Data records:
= = = = = = =
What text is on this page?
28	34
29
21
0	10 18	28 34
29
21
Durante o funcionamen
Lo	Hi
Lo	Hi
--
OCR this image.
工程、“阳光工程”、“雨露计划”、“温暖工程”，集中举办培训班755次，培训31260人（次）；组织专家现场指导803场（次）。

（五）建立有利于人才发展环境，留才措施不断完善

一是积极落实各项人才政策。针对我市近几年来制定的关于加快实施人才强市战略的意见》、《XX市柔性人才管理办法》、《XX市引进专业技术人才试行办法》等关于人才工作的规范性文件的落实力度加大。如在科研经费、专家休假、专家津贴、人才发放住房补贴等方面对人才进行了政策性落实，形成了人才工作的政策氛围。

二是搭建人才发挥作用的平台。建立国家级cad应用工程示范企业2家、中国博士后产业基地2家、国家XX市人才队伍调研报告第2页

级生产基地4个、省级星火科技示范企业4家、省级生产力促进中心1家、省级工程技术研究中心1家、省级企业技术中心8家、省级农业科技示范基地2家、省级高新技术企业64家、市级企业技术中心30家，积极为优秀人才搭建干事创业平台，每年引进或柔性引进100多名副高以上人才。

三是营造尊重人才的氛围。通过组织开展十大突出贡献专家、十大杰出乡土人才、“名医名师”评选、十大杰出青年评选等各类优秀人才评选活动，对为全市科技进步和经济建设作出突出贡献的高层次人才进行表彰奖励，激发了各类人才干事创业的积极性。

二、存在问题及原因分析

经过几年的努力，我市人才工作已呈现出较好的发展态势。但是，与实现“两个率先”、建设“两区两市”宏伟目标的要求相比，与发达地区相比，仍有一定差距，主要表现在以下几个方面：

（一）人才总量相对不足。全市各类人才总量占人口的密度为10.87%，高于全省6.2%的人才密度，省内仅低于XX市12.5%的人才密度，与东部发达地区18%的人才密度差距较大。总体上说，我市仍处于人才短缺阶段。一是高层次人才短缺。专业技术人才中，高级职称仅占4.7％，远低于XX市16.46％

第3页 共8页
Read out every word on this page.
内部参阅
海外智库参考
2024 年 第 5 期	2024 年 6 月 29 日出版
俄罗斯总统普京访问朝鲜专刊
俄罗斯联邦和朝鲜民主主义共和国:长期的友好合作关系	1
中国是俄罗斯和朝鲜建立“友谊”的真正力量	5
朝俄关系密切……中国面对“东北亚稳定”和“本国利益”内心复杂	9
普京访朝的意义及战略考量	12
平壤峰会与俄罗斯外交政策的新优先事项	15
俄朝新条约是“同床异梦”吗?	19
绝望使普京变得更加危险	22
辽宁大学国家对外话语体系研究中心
= = = = = = =
# EXERCISE PROMPT:
Reproduce exactly the line that holds "Read out every word on this page.", then every line after it, ending with the final line of the records above.

# CORRECT RESULT:
Read out every word on this page.
内部参阅
海外智库参考
2024 年 第 5 期	2024 年 6 月 29 日出版
俄罗斯总统普京访问朝鲜专刊
俄罗斯联邦和朝鲜民主主义共和国:长期的友好合作关系	1
中国是俄罗斯和朝鲜建立“友谊”的真正力量	5
朝俄关系密切……中国面对“东北亚稳定”和“本国利益”内心复杂	9
普京访朝的意义及战略考量	12
平壤峰会与俄罗斯外交政策的新优先事项	15
俄朝新条约是“同床异梦”吗?	19
绝望使普京变得更加危险	22
辽宁大学国家对外话语体系研究中心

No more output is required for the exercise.